Material for this exercise:
start

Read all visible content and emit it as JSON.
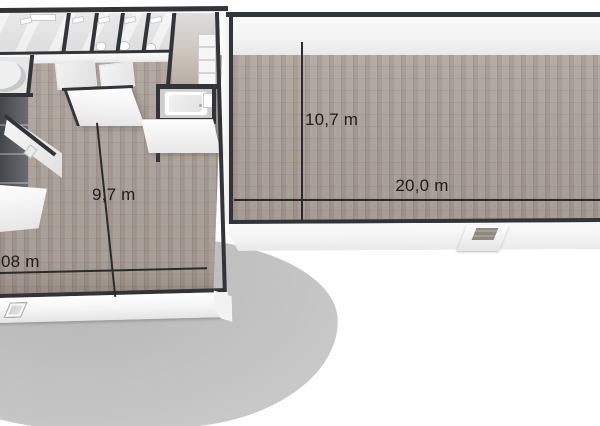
{
  "scene": {
    "description": "3D rendered floor plan, bird's-eye view: multi-room unit on the left connected to a long empty hall on the right, with dimension lines"
  },
  "measurements": {
    "hall_depth": "10,7 m",
    "hall_length": "20,0 m",
    "room_depth": "9,7 m",
    "room_width_partial": "08 m"
  },
  "windows": {
    "pane_count": 10
  },
  "colors": {
    "background": "#ffffff",
    "wall": "#313438",
    "wall_face_light": "#fafafa",
    "wall_face_shade": "#e9e9e9",
    "carpet_base": "#a8a098",
    "tile_floor": "#b6aba0",
    "stall_floor": "#dcdcdc",
    "shadow_blob": "#c1c1c1",
    "glass": "#d0d0d0",
    "dimension_line": "#2b2b2b",
    "dimension_text": "#1d1d1d"
  }
}
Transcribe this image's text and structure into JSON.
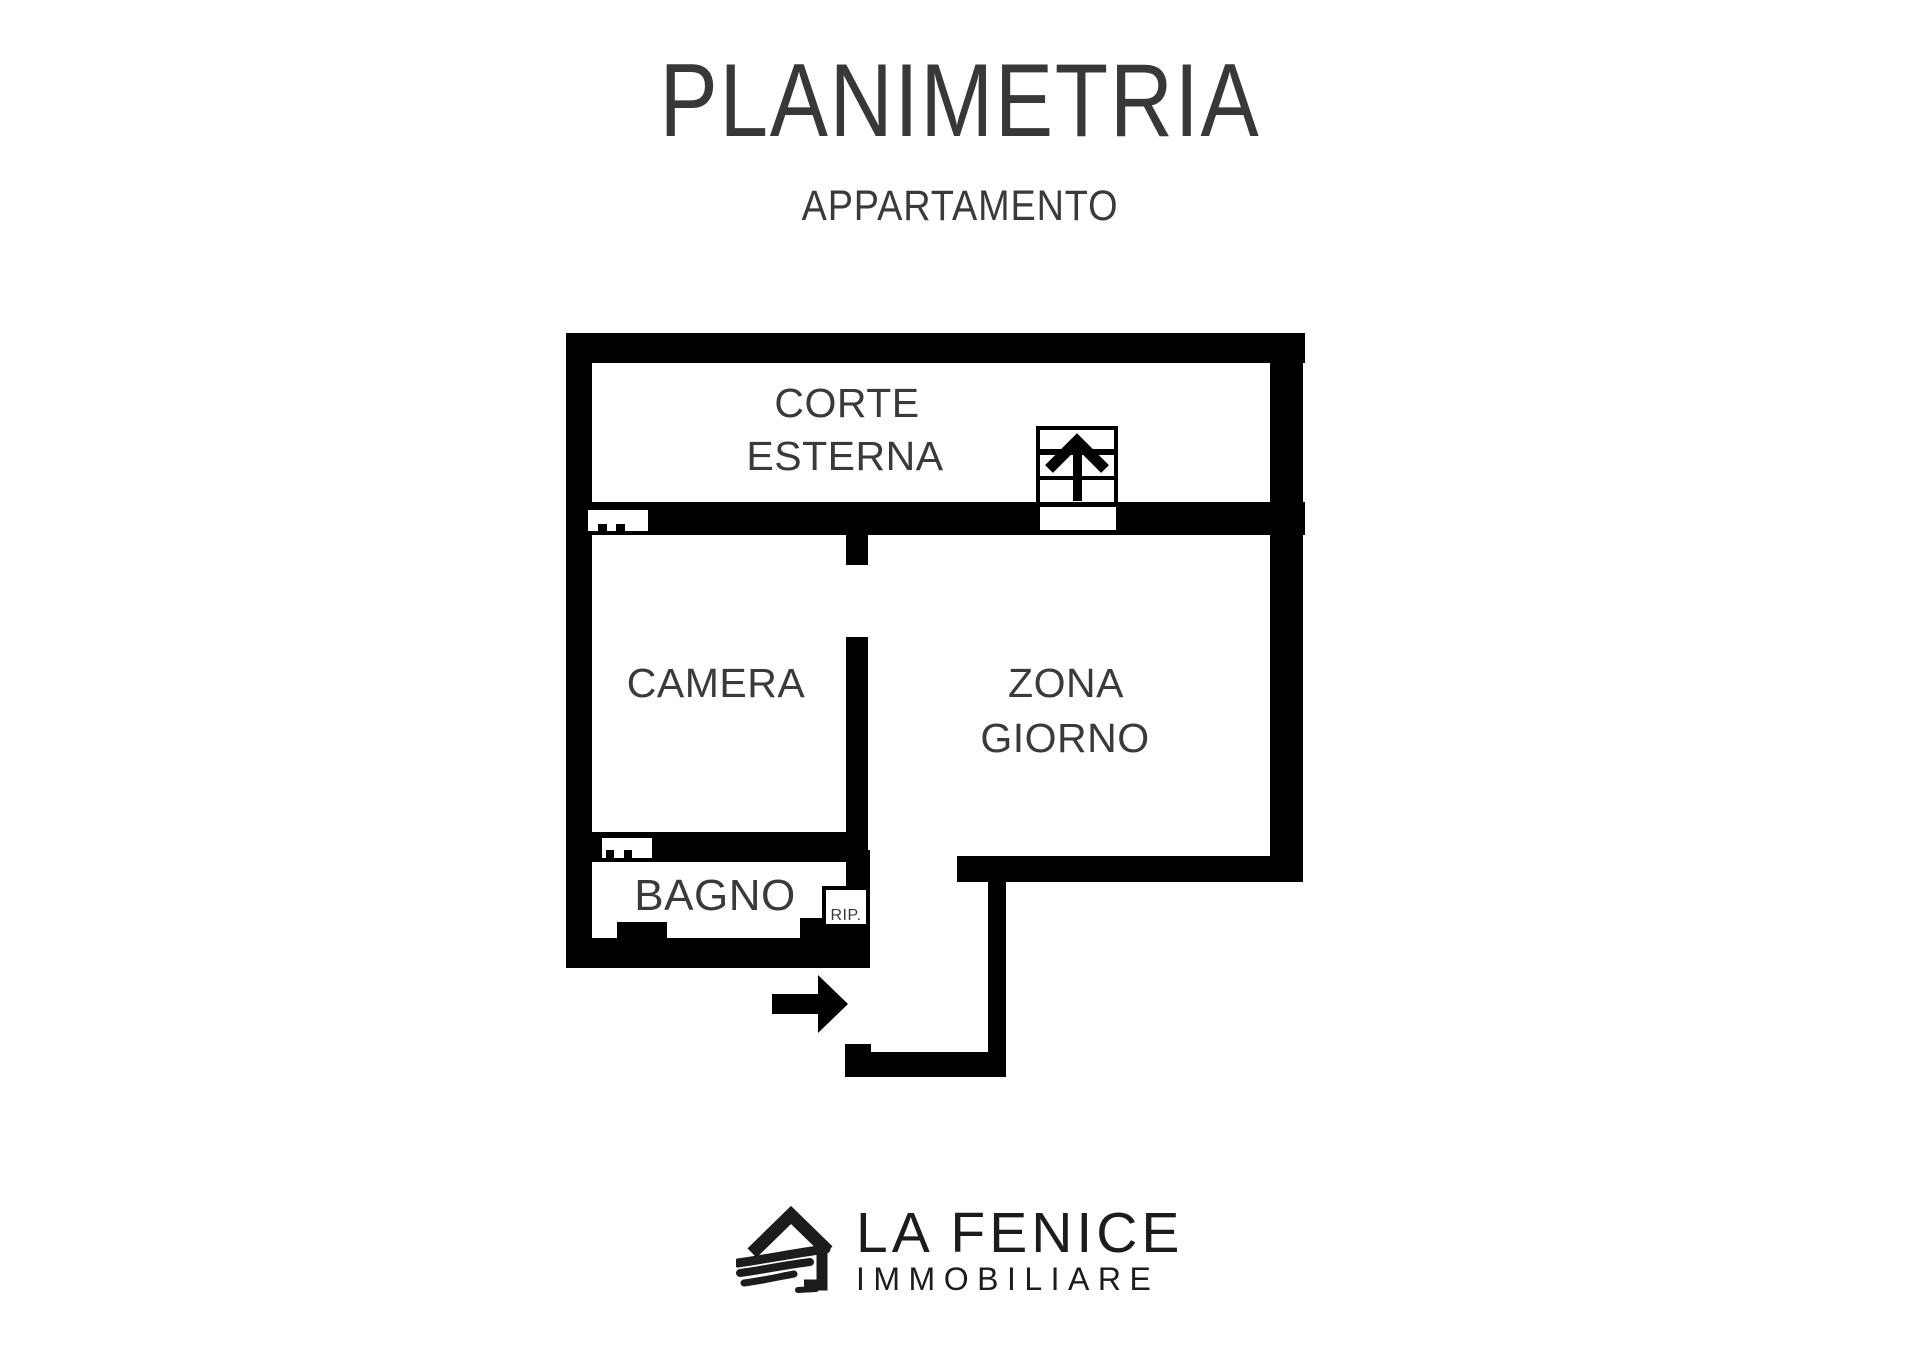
{
  "header": {
    "title": "PLANIMETRIA",
    "subtitle": "APPARTAMENTO"
  },
  "floor_plan": {
    "labels": {
      "corte_line1": "CORTE",
      "corte_line2": "ESTERNA",
      "camera": "CAMERA",
      "zona_line1": "ZONA",
      "zona_line2": "GIORNO",
      "bagno": "BAGNO",
      "ripostiglio": "RIP."
    },
    "icons": {
      "stairs": "stairs-up-arrow-icon",
      "entrance": "entrance-arrow-icon",
      "brand": "house-wing-logo-icon"
    },
    "colors": {
      "wall": "#000000",
      "label": "#3a3a3c",
      "brand": "#1c1c1e"
    }
  },
  "footer": {
    "brand_name": "LA FENICE",
    "brand_subtitle": "IMMOBILIARE"
  }
}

end

What you should do:
Across the preceding material, how many lines contain the word "JSON"? State the number alone.

Output for this task:
2